═════ DATASET ROWS
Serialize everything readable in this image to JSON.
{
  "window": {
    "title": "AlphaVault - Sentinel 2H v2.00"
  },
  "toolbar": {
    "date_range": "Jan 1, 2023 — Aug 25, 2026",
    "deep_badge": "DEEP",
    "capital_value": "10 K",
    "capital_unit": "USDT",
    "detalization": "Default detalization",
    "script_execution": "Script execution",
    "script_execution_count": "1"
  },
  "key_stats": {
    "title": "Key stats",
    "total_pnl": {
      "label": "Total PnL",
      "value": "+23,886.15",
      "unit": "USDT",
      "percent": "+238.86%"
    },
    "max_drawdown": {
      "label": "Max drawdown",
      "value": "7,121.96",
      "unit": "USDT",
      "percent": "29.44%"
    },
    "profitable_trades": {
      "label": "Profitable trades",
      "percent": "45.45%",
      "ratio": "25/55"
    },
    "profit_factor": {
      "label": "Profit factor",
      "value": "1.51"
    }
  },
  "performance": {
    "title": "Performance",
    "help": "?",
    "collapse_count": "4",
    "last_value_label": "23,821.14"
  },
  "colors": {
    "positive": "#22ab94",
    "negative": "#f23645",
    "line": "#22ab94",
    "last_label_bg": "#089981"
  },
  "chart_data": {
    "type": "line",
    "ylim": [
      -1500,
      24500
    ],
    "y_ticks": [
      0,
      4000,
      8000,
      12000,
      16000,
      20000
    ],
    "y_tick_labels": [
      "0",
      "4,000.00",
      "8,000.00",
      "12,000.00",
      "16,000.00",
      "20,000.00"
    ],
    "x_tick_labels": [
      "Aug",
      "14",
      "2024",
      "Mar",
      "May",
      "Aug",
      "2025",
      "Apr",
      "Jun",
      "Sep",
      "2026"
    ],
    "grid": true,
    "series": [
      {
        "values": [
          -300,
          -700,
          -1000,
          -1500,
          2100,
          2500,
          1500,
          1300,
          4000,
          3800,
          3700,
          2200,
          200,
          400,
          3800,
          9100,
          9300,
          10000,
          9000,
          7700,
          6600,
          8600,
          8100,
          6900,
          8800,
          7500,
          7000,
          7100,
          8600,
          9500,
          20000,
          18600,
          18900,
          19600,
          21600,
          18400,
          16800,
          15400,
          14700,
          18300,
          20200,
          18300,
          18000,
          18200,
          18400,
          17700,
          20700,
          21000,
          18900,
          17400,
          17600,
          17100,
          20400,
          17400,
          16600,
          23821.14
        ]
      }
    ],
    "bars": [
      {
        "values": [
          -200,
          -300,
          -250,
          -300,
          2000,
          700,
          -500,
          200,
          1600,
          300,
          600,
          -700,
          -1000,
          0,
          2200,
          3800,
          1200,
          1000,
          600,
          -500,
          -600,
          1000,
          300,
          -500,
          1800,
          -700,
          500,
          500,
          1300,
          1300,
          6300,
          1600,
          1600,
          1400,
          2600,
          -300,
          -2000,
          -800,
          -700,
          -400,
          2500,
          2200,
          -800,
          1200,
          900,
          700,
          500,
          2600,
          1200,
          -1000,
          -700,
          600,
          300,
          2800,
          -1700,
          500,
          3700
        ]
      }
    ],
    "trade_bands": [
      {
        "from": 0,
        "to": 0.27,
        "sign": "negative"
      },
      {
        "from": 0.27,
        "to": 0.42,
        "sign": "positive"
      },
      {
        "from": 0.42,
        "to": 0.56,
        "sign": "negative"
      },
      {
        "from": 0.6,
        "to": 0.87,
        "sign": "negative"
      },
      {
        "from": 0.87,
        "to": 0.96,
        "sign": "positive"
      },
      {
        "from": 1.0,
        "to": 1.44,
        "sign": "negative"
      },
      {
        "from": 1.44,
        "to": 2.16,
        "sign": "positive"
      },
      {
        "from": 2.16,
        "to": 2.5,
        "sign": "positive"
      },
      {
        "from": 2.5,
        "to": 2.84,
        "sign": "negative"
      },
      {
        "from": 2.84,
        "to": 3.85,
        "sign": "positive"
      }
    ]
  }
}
══════════
> _WHAT IS NEEDED_
Extract the entries above verbatim.

> _FINAL RESULT_
Serialize everything readable in this image to JSON.
{
  "window": {
    "title": "AlphaVault - Sentinel 2H v2.00"
  },
  "toolbar": {
    "date_range": "Jan 1, 2023 — Aug 25, 2026",
    "deep_badge": "DEEP",
    "capital_value": "10 K",
    "capital_unit": "USDT",
    "detalization": "Default detalization",
    "script_execution": "Script execution",
    "script_execution_count": "1"
  },
  "key_stats": {
    "title": "Key stats",
    "total_pnl": {
      "label": "Total PnL",
      "value": "+23,886.15",
      "unit": "USDT",
      "percent": "+238.86%"
    },
    "max_drawdown": {
      "label": "Max drawdown",
      "value": "7,121.96",
      "unit": "USDT",
      "percent": "29.44%"
    },
    "profitable_trades": {
      "label": "Profitable trades",
      "percent": "45.45%",
      "ratio": "25/55"
    },
    "profit_factor": {
      "label": "Profit factor",
      "value": "1.51"
    }
  },
  "performance": {
    "title": "Performance",
    "help": "?",
    "collapse_count": "4",
    "last_value_label": "23,821.14"
  },
  "colors": {
    "positive": "#22ab94",
    "negative": "#f23645",
    "line": "#22ab94",
    "last_label_bg": "#089981"
  },
  "chart_data": {
    "type": "line",
    "ylim": [
      -1500,
      24500
    ],
    "y_ticks": [
      0,
      4000,
      8000,
      12000,
      16000,
      20000
    ],
    "y_tick_labels": [
      "0",
      "4,000.00",
      "8,000.00",
      "12,000.00",
      "16,000.00",
      "20,000.00"
    ],
    "x_tick_labels": [
      "Aug",
      "14",
      "2024",
      "Mar",
      "May",
      "Aug",
      "2025",
      "Apr",
      "Jun",
      "Sep",
      "2026"
    ],
    "grid": true,
    "series": [
      {
        "values": [
          -300,
          -700,
          -1000,
          -1500,
          2100,
          2500,
          1500,
          1300,
          4000,
          3800,
          3700,
          2200,
          200,
          400,
          3800,
          9100,
          9300,
          10000,
          9000,
          7700,
          6600,
          8600,
          8100,
          6900,
          8800,
          7500,
          7000,
          7100,
          8600,
          9500,
          20000,
          18600,
          18900,
          19600,
          21600,
          18400,
          16800,
          15400,
          14700,
          18300,
          20200,
          18300,
          18000,
          18200,
          18400,
          17700,
          20700,
          21000,
          18900,
          17400,
          17600,
          17100,
          20400,
          17400,
          16600,
          23821.14
        ]
      }
    ],
    "bars": [
      {
        "values": [
          -200,
          -300,
          -250,
          -300,
          2000,
          700,
          -500,
          200,
          1600,
          300,
          600,
          -700,
          -1000,
          0,
          2200,
          3800,
          1200,
          1000,
          600,
          -500,
          -600,
          1000,
          300,
          -500,
          1800,
          -700,
          500,
          500,
          1300,
          1300,
          6300,
          1600,
          1600,
          1400,
          2600,
          -300,
          -2000,
          -800,
          -700,
          -400,
          2500,
          2200,
          -800,
          1200,
          900,
          700,
          500,
          2600,
          1200,
          -1000,
          -700,
          600,
          300,
          2800,
          -1700,
          500,
          3700
        ]
      }
    ],
    "trade_bands": [
      {
        "from": 0,
        "to": 0.27,
        "sign": "negative"
      },
      {
        "from": 0.27,
        "to": 0.42,
        "sign": "positive"
      },
      {
        "from": 0.42,
        "to": 0.56,
        "sign": "negative"
      },
      {
        "from": 0.6,
        "to": 0.87,
        "sign": "negative"
      },
      {
        "from": 0.87,
        "to": 0.96,
        "sign": "positive"
      },
      {
        "from": 1.0,
        "to": 1.44,
        "sign": "negative"
      },
      {
        "from": 1.44,
        "to": 2.16,
        "sign": "positive"
      },
      {
        "from": 2.16,
        "to": 2.5,
        "sign": "positive"
      },
      {
        "from": 2.5,
        "to": 2.84,
        "sign": "negative"
      },
      {
        "from": 2.84,
        "to": 3.85,
        "sign": "positive"
      }
    ]
  }
}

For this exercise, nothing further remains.